> Requirement:
Your answer should be a single number: the count of lines that include the word "color".

> Given entries:
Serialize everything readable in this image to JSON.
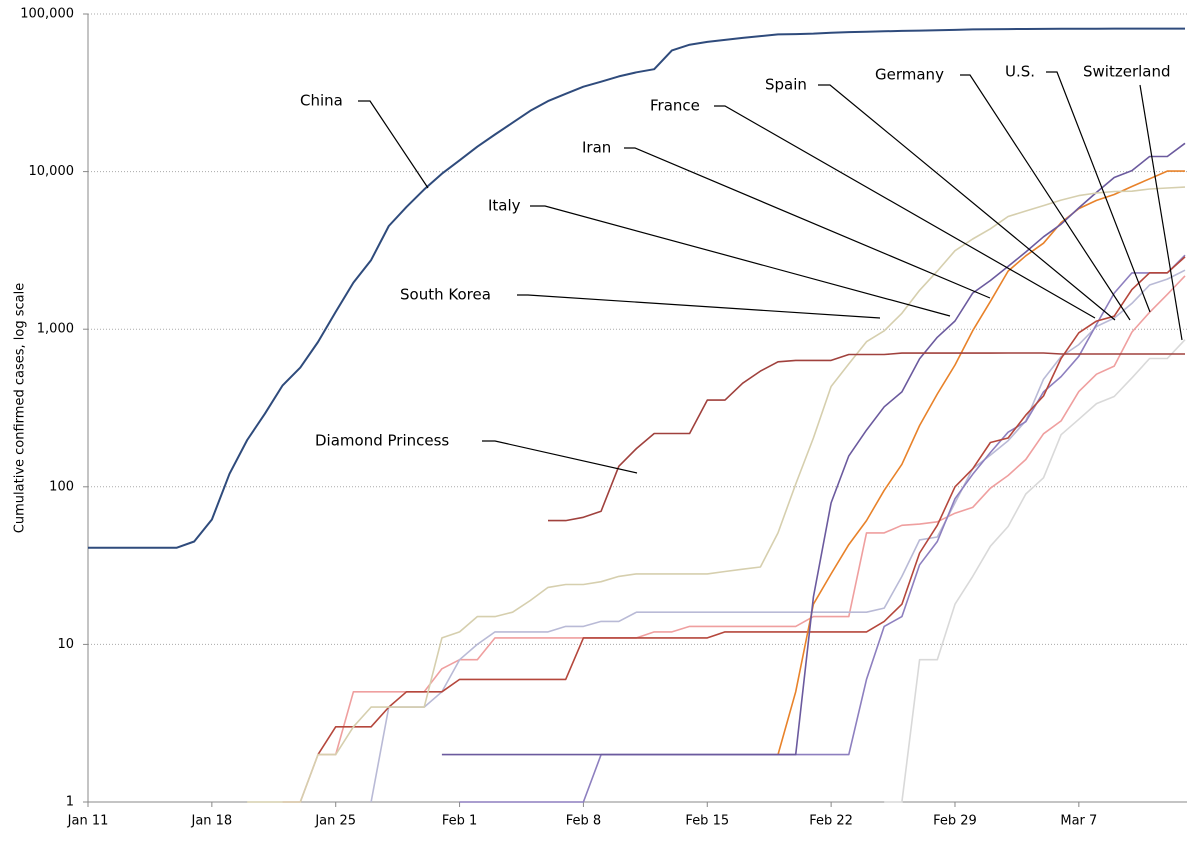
{
  "chart_data": {
    "type": "line",
    "y_label": "Cumulative confirmed cases, log scale",
    "log_scale_y": true,
    "grid": true,
    "categories": [
      "Jan 11",
      null,
      null,
      null,
      null,
      null,
      null,
      "Jan 18",
      null,
      null,
      null,
      null,
      null,
      null,
      "Jan 25",
      null,
      null,
      null,
      null,
      null,
      null,
      "Feb 1",
      null,
      null,
      null,
      null,
      null,
      null,
      "Feb 8",
      null,
      null,
      null,
      null,
      null,
      null,
      "Feb 15",
      null,
      null,
      null,
      null,
      null,
      null,
      "Feb 22",
      null,
      null,
      null,
      null,
      null,
      null,
      "Feb 29",
      null,
      null,
      null,
      null,
      null,
      null,
      "Mar 7",
      null,
      null,
      null,
      null,
      null,
      null
    ],
    "ylim": [
      1,
      100000
    ],
    "yticks": [
      1,
      10,
      100,
      {
        "value": 1000,
        "label": "1,000"
      },
      {
        "value": 10000,
        "label": "10,000"
      },
      {
        "value": 100000,
        "label": "100,000"
      }
    ],
    "series": [
      {
        "name": "China",
        "color": "#2f4b7c",
        "values": [
          41,
          41,
          41,
          41,
          41,
          41,
          45,
          62,
          121,
          198,
          291,
          440,
          571,
          830,
          1287,
          1975,
          2744,
          4515,
          5974,
          7711,
          9692,
          11791,
          14380,
          17205,
          20438,
          24324,
          28018,
          31161,
          34546,
          37198,
          40171,
          42638,
          44653,
          58761,
          63851,
          66492,
          68500,
          70548,
          72436,
          74185,
          74576,
          75077,
          76119,
          76767,
          77150,
          77658,
          78064,
          78497,
          78824,
          79251,
          79824,
          80026,
          80151,
          80270,
          80409,
          80552,
          80651,
          80695,
          80735,
          80754,
          80778,
          80793,
          80813
        ]
      },
      {
        "name": "Diamond Princess",
        "color": "#a0413d",
        "values": [
          null,
          null,
          null,
          null,
          null,
          null,
          null,
          null,
          null,
          null,
          null,
          null,
          null,
          null,
          null,
          null,
          null,
          null,
          null,
          null,
          null,
          null,
          null,
          null,
          null,
          null,
          61,
          61,
          64,
          70,
          135,
          175,
          218,
          218,
          218,
          355,
          355,
          454,
          542,
          621,
          634,
          634,
          634,
          691,
          691,
          691,
          705,
          705,
          705,
          705,
          705,
          705,
          706,
          706,
          706,
          696,
          696,
          696,
          696,
          696,
          696,
          696,
          696
        ]
      },
      {
        "name": "South Korea",
        "color": "#d6cfae",
        "values": [
          null,
          null,
          null,
          null,
          null,
          null,
          null,
          null,
          null,
          1,
          1,
          1,
          1,
          2,
          2,
          3,
          4,
          4,
          4,
          4,
          11,
          12,
          15,
          15,
          16,
          19,
          23,
          24,
          24,
          25,
          27,
          28,
          28,
          28,
          28,
          28,
          29,
          30,
          31,
          51,
          104,
          204,
          433,
          602,
          833,
          977,
          1261,
          1766,
          2337,
          3150,
          3736,
          4335,
          5186,
          5621,
          6088,
          6593,
          7041,
          7314,
          7478,
          7513,
          7755,
          7869,
          7979
        ]
      },
      {
        "name": "Italy",
        "color": "#6b5a9e",
        "values": [
          null,
          null,
          null,
          null,
          null,
          null,
          null,
          null,
          null,
          null,
          null,
          null,
          null,
          null,
          null,
          null,
          null,
          null,
          null,
          null,
          2,
          2,
          2,
          2,
          2,
          2,
          2,
          2,
          2,
          2,
          2,
          2,
          2,
          2,
          2,
          2,
          2,
          2,
          2,
          2,
          2,
          20,
          79,
          157,
          229,
          322,
          400,
          650,
          888,
          1128,
          1694,
          2036,
          2502,
          3089,
          3858,
          4636,
          5883,
          7375,
          9172,
          10149,
          12462,
          12462,
          15113
        ]
      },
      {
        "name": "Iran",
        "color": "#e8822a",
        "values": [
          null,
          null,
          null,
          null,
          null,
          null,
          null,
          null,
          null,
          null,
          null,
          null,
          null,
          null,
          null,
          null,
          null,
          null,
          null,
          null,
          null,
          null,
          null,
          null,
          null,
          null,
          null,
          null,
          null,
          null,
          null,
          null,
          null,
          null,
          null,
          null,
          null,
          null,
          null,
          2,
          5,
          18,
          28,
          43,
          61,
          95,
          139,
          245,
          388,
          593,
          978,
          1501,
          2336,
          2922,
          3513,
          4747,
          5823,
          6566,
          7161,
          8042,
          9000,
          10075,
          10075
        ]
      },
      {
        "name": "France",
        "color": "#b5473c",
        "values": [
          null,
          null,
          null,
          null,
          null,
          null,
          null,
          null,
          null,
          null,
          null,
          null,
          null,
          2,
          3,
          3,
          3,
          4,
          5,
          5,
          5,
          6,
          6,
          6,
          6,
          6,
          6,
          6,
          11,
          11,
          11,
          11,
          11,
          11,
          11,
          11,
          12,
          12,
          12,
          12,
          12,
          12,
          12,
          12,
          12,
          14,
          18,
          38,
          57,
          100,
          130,
          191,
          204,
          285,
          377,
          653,
          949,
          1126,
          1209,
          1784,
          2281,
          2281,
          2876
        ]
      },
      {
        "name": "Spain",
        "color": "#8d7fbf",
        "values": [
          null,
          null,
          null,
          null,
          null,
          null,
          null,
          null,
          null,
          null,
          null,
          null,
          null,
          null,
          null,
          null,
          null,
          null,
          null,
          null,
          null,
          1,
          1,
          1,
          1,
          1,
          1,
          1,
          1,
          2,
          2,
          2,
          2,
          2,
          2,
          2,
          2,
          2,
          2,
          2,
          2,
          2,
          2,
          2,
          6,
          13,
          15,
          32,
          45,
          84,
          120,
          165,
          222,
          259,
          400,
          500,
          673,
          1073,
          1695,
          2277,
          2277,
          2277,
          2950
        ]
      },
      {
        "name": "Germany",
        "color": "#b9bad6",
        "values": [
          null,
          null,
          null,
          null,
          null,
          null,
          null,
          null,
          null,
          null,
          null,
          null,
          null,
          null,
          null,
          null,
          1,
          4,
          4,
          4,
          5,
          8,
          10,
          12,
          12,
          12,
          12,
          13,
          13,
          14,
          14,
          16,
          16,
          16,
          16,
          16,
          16,
          16,
          16,
          16,
          16,
          16,
          16,
          16,
          16,
          17,
          27,
          46,
          48,
          79,
          130,
          159,
          196,
          262,
          482,
          670,
          799,
          1040,
          1176,
          1457,
          1908,
          2078,
          2369
        ]
      },
      {
        "name": "U.S.",
        "color": "#ef9f9f",
        "values": [
          null,
          null,
          null,
          null,
          null,
          null,
          null,
          null,
          null,
          null,
          null,
          1,
          1,
          2,
          2,
          5,
          5,
          5,
          5,
          5,
          7,
          8,
          8,
          11,
          11,
          11,
          11,
          11,
          11,
          11,
          11,
          11,
          12,
          12,
          13,
          13,
          13,
          13,
          13,
          13,
          13,
          15,
          15,
          15,
          51,
          51,
          57,
          58,
          60,
          68,
          74,
          98,
          118,
          149,
          217,
          262,
          402,
          518,
          583,
          959,
          1281,
          1663,
          2179
        ]
      },
      {
        "name": "Switzerland",
        "color": "#d9d9d9",
        "values": [
          null,
          null,
          null,
          null,
          null,
          null,
          null,
          null,
          null,
          null,
          null,
          null,
          null,
          null,
          null,
          null,
          null,
          null,
          null,
          null,
          null,
          null,
          null,
          null,
          null,
          null,
          null,
          null,
          null,
          null,
          null,
          null,
          null,
          null,
          null,
          null,
          null,
          null,
          null,
          null,
          null,
          null,
          null,
          null,
          null,
          1,
          1,
          8,
          8,
          18,
          27,
          42,
          56,
          90,
          114,
          214,
          268,
          337,
          374,
          491,
          652,
          652,
          858
        ]
      }
    ]
  }
}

> Task solution:
10